* Start Dataset entries *

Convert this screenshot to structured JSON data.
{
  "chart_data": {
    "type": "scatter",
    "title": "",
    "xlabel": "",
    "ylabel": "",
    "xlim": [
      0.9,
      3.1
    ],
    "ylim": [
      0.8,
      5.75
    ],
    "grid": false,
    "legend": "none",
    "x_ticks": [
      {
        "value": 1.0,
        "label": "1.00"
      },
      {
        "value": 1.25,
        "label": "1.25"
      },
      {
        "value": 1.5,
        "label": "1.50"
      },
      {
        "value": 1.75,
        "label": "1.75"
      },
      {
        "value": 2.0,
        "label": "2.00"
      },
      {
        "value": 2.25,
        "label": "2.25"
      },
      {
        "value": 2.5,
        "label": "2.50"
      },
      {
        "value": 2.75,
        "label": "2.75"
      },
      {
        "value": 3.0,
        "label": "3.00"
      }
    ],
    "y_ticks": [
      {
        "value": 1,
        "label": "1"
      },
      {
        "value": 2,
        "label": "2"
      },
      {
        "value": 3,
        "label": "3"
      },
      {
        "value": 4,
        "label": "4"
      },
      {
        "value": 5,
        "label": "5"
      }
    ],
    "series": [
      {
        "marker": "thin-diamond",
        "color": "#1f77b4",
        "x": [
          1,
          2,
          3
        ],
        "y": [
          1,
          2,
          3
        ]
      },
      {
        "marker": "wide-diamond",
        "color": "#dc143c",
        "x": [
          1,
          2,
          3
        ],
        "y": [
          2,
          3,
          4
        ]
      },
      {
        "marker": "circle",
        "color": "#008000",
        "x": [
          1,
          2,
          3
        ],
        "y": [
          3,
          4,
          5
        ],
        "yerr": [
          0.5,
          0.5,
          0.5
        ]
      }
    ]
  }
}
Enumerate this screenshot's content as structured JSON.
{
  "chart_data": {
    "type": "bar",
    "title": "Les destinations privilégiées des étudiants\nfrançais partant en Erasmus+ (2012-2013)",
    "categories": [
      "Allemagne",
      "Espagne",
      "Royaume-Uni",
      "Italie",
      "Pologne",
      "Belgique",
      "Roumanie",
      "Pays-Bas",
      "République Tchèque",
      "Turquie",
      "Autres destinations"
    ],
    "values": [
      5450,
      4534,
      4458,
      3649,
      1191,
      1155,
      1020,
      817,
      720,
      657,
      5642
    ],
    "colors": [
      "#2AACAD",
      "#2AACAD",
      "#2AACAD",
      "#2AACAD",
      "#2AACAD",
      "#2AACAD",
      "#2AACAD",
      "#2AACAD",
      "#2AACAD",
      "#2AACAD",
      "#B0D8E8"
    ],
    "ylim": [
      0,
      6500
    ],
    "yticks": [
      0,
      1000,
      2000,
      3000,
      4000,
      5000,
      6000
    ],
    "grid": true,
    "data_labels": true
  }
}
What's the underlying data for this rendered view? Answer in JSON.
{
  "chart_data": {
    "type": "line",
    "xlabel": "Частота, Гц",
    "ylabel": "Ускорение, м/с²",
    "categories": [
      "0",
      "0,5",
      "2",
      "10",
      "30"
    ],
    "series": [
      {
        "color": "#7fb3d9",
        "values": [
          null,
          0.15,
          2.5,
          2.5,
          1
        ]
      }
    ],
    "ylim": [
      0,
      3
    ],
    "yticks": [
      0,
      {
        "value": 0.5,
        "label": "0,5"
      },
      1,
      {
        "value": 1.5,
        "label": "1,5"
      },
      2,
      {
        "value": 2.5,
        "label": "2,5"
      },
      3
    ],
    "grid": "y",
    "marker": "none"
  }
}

* End Dataset entries *

Challenge:
Transcribe exactly the line containing "What's the underlying" and all remaining lines of the material, ending with the last one.

Task response:
What's the underlying data for this rendered view? Answer in JSON.
{
  "chart_data": {
    "type": "line",
    "xlabel": "Частота, Гц",
    "ylabel": "Ускорение, м/с²",
    "categories": [
      "0",
      "0,5",
      "2",
      "10",
      "30"
    ],
    "series": [
      {
        "color": "#7fb3d9",
        "values": [
          null,
          0.15,
          2.5,
          2.5,
          1
        ]
      }
    ],
    "ylim": [
      0,
      3
    ],
    "yticks": [
      0,
      {
        "value": 0.5,
        "label": "0,5"
      },
      1,
      {
        "value": 1.5,
        "label": "1,5"
      },
      2,
      {
        "value": 2.5,
        "label": "2,5"
      },
      3
    ],
    "grid": "y",
    "marker": "none"
  }
}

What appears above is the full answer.